▸ **Objective**:
Return all lines from the listing below in which the string "shelf" occurs.

[Stored items from a collection]

>>

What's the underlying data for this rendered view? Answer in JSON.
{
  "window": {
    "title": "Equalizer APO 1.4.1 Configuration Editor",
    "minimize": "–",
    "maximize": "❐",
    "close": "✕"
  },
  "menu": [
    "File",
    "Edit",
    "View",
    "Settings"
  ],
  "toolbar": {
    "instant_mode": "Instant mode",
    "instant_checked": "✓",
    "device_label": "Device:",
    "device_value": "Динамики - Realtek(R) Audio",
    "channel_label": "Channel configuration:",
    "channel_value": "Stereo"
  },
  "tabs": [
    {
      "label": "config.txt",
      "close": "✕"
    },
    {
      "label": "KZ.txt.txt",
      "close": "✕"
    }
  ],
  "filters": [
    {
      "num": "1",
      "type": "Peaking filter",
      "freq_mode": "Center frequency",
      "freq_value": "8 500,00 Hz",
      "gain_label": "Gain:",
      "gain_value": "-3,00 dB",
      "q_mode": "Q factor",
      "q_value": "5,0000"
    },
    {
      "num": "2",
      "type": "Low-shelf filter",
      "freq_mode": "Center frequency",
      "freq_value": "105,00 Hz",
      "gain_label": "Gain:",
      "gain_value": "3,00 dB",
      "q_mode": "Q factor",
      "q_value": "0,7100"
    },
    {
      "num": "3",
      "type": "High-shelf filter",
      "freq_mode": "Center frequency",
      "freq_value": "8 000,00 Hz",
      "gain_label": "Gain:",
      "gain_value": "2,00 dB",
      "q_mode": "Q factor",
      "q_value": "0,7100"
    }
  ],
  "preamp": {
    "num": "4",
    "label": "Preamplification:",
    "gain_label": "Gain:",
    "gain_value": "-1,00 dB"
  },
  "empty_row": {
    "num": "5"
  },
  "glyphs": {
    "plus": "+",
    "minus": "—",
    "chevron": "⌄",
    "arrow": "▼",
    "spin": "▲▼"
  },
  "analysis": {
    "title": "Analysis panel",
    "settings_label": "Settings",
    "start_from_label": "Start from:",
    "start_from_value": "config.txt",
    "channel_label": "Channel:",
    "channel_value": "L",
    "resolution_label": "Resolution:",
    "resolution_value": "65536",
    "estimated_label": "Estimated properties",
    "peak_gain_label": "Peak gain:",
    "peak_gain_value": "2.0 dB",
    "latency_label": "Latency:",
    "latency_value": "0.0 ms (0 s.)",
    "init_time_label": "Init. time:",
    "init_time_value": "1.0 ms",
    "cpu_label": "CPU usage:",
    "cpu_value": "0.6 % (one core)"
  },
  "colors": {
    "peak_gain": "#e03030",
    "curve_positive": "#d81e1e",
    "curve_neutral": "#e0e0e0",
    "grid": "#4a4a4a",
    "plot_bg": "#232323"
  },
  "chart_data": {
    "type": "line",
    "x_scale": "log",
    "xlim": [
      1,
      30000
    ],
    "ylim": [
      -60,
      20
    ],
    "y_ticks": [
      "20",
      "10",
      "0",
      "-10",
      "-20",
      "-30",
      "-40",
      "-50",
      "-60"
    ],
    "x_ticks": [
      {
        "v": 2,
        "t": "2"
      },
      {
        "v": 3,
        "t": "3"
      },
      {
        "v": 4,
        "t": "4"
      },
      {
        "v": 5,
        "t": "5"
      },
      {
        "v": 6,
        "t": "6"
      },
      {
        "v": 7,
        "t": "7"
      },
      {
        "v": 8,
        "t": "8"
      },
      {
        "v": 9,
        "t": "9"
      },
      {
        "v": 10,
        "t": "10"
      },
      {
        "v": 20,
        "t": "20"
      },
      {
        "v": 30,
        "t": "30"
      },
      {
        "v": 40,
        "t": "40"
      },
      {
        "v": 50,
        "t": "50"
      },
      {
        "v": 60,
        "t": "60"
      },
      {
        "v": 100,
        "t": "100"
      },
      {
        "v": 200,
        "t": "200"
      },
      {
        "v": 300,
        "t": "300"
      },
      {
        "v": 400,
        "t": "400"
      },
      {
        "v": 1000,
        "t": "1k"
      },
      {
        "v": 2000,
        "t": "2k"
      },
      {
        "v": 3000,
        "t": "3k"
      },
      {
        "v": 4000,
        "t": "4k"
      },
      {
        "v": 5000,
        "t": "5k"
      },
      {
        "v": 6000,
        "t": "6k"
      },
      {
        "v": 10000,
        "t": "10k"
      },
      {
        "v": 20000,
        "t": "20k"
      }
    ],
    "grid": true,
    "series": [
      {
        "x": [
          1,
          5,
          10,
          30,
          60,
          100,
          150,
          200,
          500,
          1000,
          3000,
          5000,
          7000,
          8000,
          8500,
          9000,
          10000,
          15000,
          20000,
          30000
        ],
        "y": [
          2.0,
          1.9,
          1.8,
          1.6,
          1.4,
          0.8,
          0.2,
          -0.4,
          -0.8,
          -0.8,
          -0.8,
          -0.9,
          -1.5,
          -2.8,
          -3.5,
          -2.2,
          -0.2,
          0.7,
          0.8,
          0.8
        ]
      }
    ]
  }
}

<<

▸ **Solved exercise**:
      "type": "Low-shelf filter",
      "type": "High-shelf filter",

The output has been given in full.